▸ **DATA TO PROCESS**:
↓↓↓

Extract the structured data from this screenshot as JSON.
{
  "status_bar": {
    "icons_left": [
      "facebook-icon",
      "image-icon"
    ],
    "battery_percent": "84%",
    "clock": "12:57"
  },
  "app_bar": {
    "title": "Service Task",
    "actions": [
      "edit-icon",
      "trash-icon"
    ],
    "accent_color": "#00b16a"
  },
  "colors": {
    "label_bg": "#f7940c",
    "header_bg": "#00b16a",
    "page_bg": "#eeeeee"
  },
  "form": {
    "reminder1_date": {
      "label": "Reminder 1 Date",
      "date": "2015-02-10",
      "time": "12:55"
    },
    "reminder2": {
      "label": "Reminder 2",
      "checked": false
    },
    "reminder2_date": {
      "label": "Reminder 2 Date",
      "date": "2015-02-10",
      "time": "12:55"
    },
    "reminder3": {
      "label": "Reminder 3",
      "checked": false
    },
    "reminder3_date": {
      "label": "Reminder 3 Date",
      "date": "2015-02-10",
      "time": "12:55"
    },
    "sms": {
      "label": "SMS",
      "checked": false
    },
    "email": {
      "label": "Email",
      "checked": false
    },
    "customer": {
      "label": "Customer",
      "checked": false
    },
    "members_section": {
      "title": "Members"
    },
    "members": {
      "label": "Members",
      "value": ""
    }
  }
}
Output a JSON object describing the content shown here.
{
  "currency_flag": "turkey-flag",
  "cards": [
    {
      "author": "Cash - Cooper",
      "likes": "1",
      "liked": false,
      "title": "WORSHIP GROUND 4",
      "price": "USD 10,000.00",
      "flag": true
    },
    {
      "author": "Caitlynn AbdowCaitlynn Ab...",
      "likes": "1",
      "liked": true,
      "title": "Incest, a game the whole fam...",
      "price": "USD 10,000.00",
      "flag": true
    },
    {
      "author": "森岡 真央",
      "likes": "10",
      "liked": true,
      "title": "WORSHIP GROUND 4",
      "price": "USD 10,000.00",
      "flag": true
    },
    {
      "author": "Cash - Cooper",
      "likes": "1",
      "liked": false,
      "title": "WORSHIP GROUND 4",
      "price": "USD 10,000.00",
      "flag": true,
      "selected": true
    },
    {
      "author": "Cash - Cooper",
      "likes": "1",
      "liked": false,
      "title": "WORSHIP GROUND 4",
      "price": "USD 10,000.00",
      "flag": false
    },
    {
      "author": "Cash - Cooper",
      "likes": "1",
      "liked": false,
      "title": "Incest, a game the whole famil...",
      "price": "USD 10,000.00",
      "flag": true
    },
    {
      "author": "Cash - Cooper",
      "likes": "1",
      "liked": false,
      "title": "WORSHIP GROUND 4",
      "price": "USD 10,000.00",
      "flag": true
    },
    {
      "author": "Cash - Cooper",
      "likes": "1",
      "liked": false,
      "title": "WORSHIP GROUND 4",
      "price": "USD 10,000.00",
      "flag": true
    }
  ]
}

↑↑↑

Search the listing for the word "JSON". Copy every line in which it occurs.

▸ **EXERCISE RESPONSE**:
Extract the structured data from this screenshot as JSON.
Output a JSON object describing the content shown here.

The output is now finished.